### YOUR INSTRUCTIONS
Print the listing as it stands, omitting all images.

### SUPPLIED MATERIAL

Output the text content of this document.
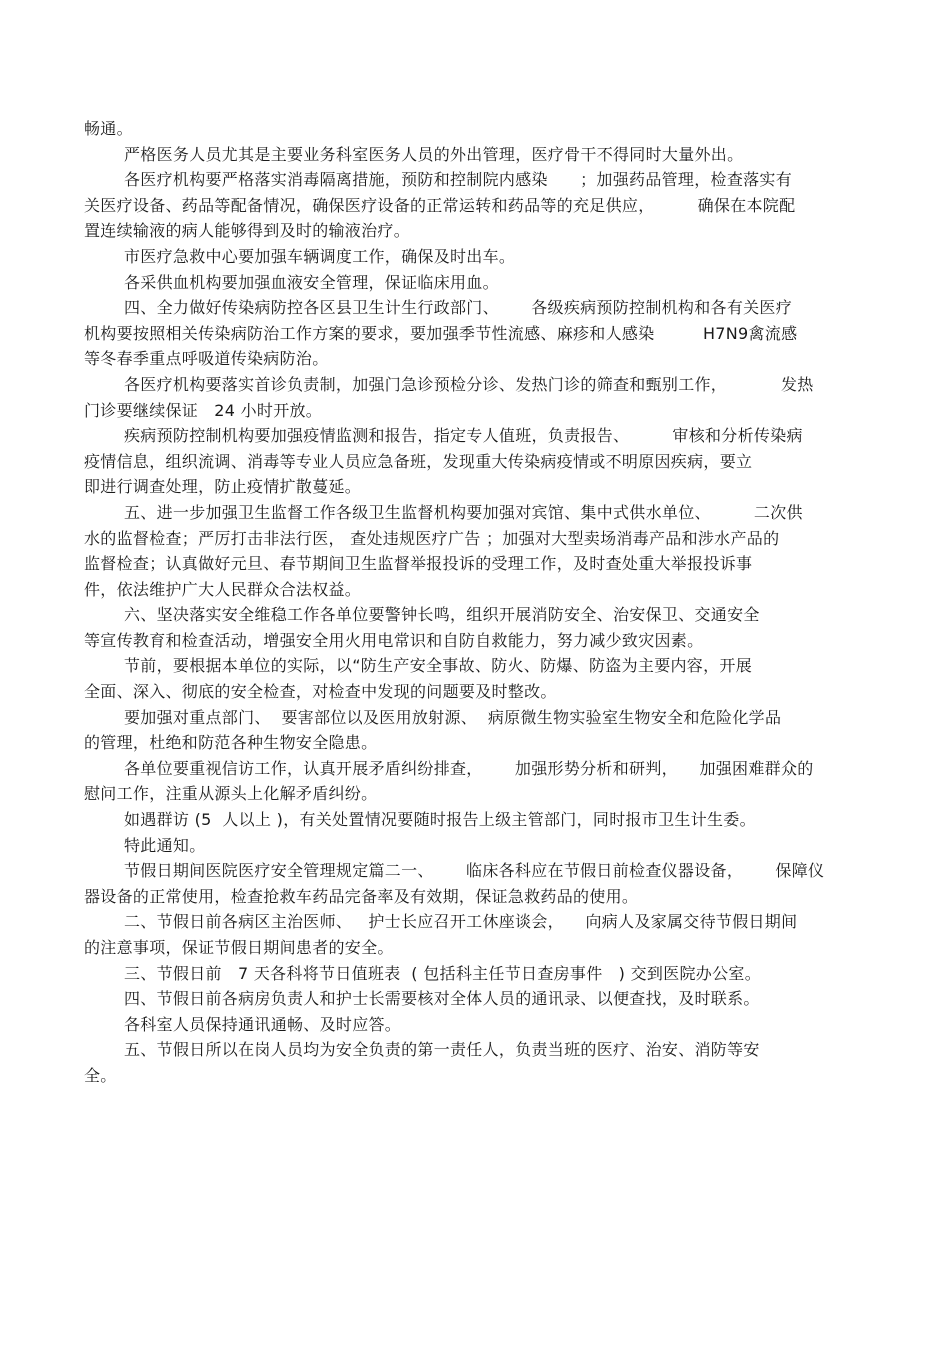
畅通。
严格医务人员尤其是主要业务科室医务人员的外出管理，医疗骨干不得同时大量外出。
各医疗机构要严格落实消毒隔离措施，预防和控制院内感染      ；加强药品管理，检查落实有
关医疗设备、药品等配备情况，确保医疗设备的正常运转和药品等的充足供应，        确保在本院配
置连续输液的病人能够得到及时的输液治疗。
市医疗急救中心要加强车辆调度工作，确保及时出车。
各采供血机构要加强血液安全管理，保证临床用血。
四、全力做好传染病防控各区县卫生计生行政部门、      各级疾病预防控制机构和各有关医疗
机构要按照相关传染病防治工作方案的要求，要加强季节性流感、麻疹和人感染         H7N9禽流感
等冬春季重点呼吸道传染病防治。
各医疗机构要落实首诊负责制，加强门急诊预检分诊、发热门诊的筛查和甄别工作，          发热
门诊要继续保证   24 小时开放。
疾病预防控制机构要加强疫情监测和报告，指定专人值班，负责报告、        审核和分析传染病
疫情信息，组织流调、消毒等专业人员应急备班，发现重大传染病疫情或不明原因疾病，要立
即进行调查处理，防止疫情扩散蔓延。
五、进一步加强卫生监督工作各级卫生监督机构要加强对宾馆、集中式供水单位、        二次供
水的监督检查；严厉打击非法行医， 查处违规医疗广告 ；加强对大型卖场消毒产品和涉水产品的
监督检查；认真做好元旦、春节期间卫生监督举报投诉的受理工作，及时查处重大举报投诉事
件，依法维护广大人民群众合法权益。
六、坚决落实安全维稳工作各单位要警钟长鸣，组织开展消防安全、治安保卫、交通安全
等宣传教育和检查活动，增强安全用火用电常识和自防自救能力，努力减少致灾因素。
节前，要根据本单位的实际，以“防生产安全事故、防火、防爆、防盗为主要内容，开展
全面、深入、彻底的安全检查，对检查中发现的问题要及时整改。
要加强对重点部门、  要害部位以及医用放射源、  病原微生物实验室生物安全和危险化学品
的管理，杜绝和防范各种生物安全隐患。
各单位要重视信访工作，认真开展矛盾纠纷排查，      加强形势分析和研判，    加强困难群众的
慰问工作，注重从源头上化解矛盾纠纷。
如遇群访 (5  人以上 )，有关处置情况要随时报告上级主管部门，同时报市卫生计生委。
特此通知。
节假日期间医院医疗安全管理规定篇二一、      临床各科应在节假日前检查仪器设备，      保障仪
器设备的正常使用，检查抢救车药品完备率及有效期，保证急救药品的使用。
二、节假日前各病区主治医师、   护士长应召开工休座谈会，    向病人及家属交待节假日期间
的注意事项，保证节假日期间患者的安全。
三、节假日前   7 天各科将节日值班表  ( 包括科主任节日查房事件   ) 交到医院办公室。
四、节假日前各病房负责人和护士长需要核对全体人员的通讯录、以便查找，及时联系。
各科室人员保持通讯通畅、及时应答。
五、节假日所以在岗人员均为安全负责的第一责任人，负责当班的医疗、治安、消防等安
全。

### ANSWER BELOW
Output the text content of this document.
畅通。
严格医务人员尤其是主要业务科室医务人员的外出管理，医疗骨干不得同时大量外出。
各医疗机构要严格落实消毒隔离措施，预防和控制院内感染      ；加强药品管理，检查落实有
关医疗设备、药品等配备情况，确保医疗设备的正常运转和药品等的充足供应，        确保在本院配
置连续输液的病人能够得到及时的输液治疗。
市医疗急救中心要加强车辆调度工作，确保及时出车。
各采供血机构要加强血液安全管理，保证临床用血。
四、全力做好传染病防控各区县卫生计生行政部门、      各级疾病预防控制机构和各有关医疗
机构要按照相关传染病防治工作方案的要求，要加强季节性流感、麻疹和人感染         H7N9禽流感
等冬春季重点呼吸道传染病防治。
各医疗机构要落实首诊负责制，加强门急诊预检分诊、发热门诊的筛查和甄别工作，          发热
门诊要继续保证   24 小时开放。
疾病预防控制机构要加强疫情监测和报告，指定专人值班，负责报告、        审核和分析传染病
疫情信息，组织流调、消毒等专业人员应急备班，发现重大传染病疫情或不明原因疾病，要立
即进行调查处理，防止疫情扩散蔓延。
五、进一步加强卫生监督工作各级卫生监督机构要加强对宾馆、集中式供水单位、        二次供
水的监督检查；严厉打击非法行医， 查处违规医疗广告 ；加强对大型卖场消毒产品和涉水产品的
监督检查；认真做好元旦、春节期间卫生监督举报投诉的受理工作，及时查处重大举报投诉事
件，依法维护广大人民群众合法权益。
六、坚决落实安全维稳工作各单位要警钟长鸣，组织开展消防安全、治安保卫、交通安全
等宣传教育和检查活动，增强安全用火用电常识和自防自救能力，努力减少致灾因素。
节前，要根据本单位的实际，以“防生产安全事故、防火、防爆、防盗为主要内容，开展
全面、深入、彻底的安全检查，对检查中发现的问题要及时整改。
要加强对重点部门、  要害部位以及医用放射源、  病原微生物实验室生物安全和危险化学品
的管理，杜绝和防范各种生物安全隐患。
各单位要重视信访工作，认真开展矛盾纠纷排查，      加强形势分析和研判，    加强困难群众的
慰问工作，注重从源头上化解矛盾纠纷。
如遇群访 (5  人以上 )，有关处置情况要随时报告上级主管部门，同时报市卫生计生委。
特此通知。
节假日期间医院医疗安全管理规定篇二一、      临床各科应在节假日前检查仪器设备，      保障仪
器设备的正常使用，检查抢救车药品完备率及有效期，保证急救药品的使用。
二、节假日前各病区主治医师、   护士长应召开工休座谈会，    向病人及家属交待节假日期间
的注意事项，保证节假日期间患者的安全。
三、节假日前   7 天各科将节日值班表  ( 包括科主任节日查房事件   ) 交到医院办公室。
四、节假日前各病房负责人和护士长需要核对全体人员的通讯录、以便查找，及时联系。
各科室人员保持通讯通畅、及时应答。
五、节假日所以在岗人员均为安全负责的第一责任人，负责当班的医疗、治安、消防等安
全。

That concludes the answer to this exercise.